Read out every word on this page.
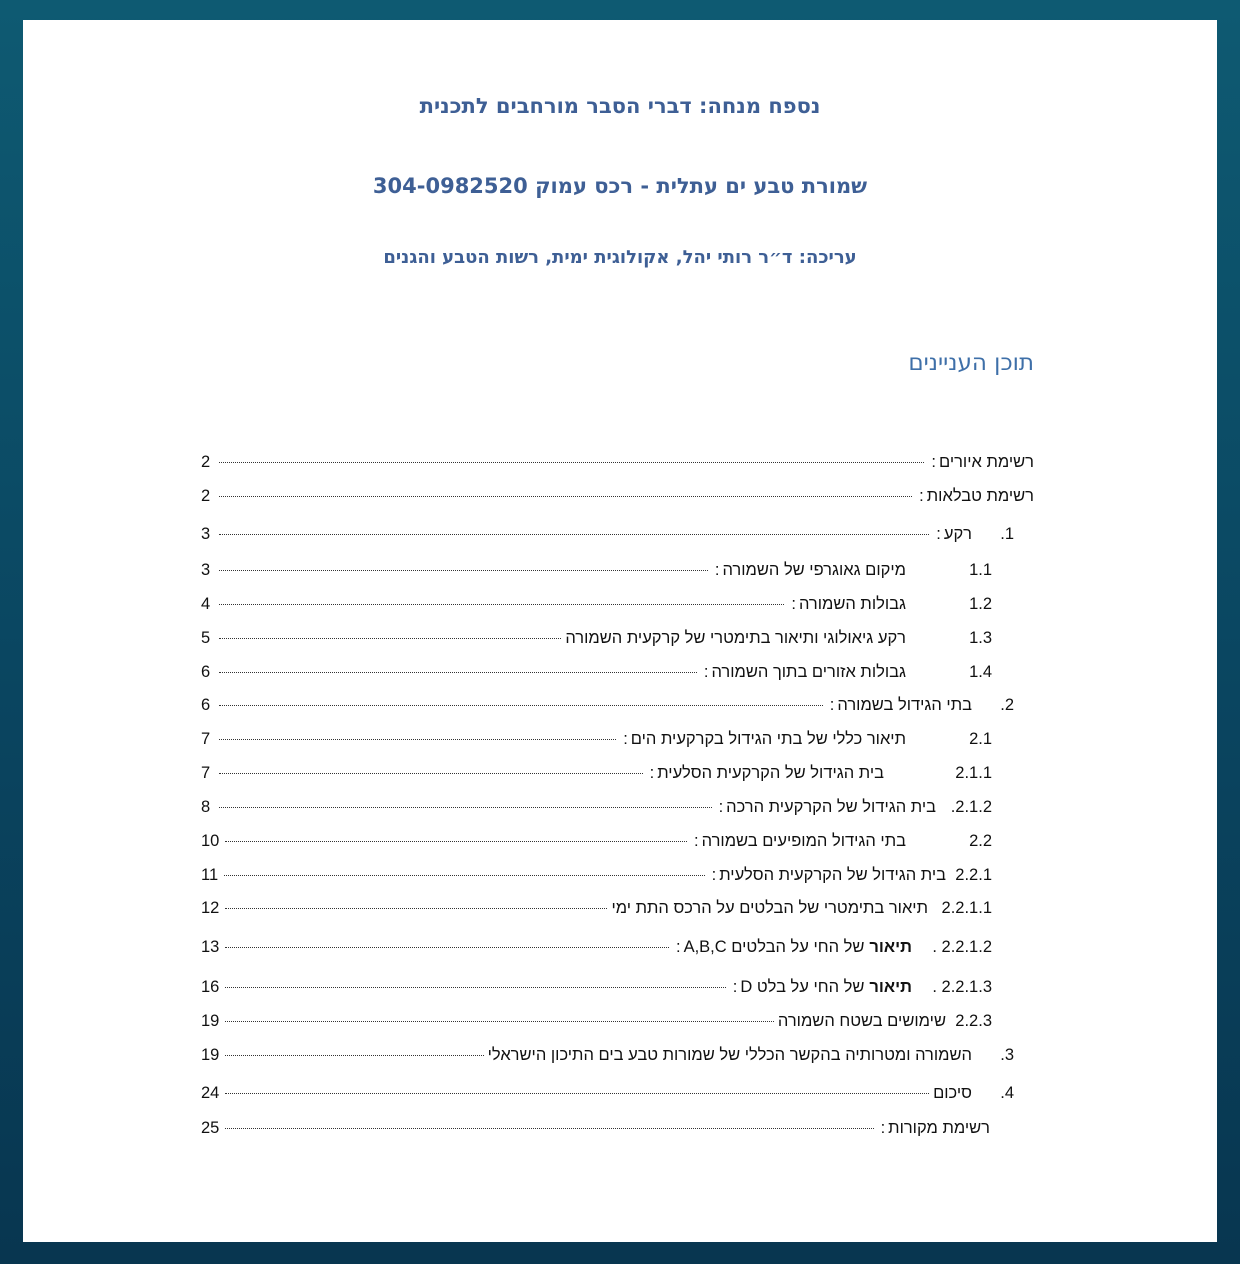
נספח מנחה: דברי הסבר מורחבים לתכנית
שמורת טבע ים עתלית - רכס עמוק 304-0982520
עריכה: ד״ר רותי יהל, אקולוגית ימית, רשות הטבע והגנים
תוכן העניינים
רשימת איורים
:
2
רשימת טבלאות
:
2
1.
רקע
:
3
1.1
מיקום גאוגרפי של השמורה
:
3
1.2
גבולות השמורה
:
4
1.3
רקע גיאולוגי ותיאור בתימטרי של קרקעית השמורה
5
1.4
גבולות אזורים בתוך השמורה
:
6
2.
בתי הגידול בשמורה
:
6
2.1
תיאור כללי של בתי הגידול בקרקעית הים
:
7
2.1.1
בית הגידול של הקרקעית הסלעית
:
7
2.1.2.
בית הגידול של הקרקעית הרכה
:
8
2.2
בתי הגידול המופיעים בשמורה
:
10
2.2.1
בית הגידול של הקרקעית הסלעית
:
11
2.2.1.1
תיאור בתימטרי של הבלטים על הרכס התת ימי
12
2.2.1.2 .
תיאור
של החי על הבלטים A,B,C
:
13
2.2.1.3 .
תיאור
של החי על בלט D
:
16
2.2.3
שימושים בשטח השמורה
19
3.
השמורה ומטרותיה בהקשר הכללי של שמורות טבע בים התיכון הישראלי
19
4.
סיכום
24
רשימת מקורות
:
25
# # # # # # #
*YOUR TASK*
From the entries above, extract every line where the word "גבולות" appears.

*EXERCISE ANSWER*
גבולות השמורה
גבולות אזורים בתוך השמורה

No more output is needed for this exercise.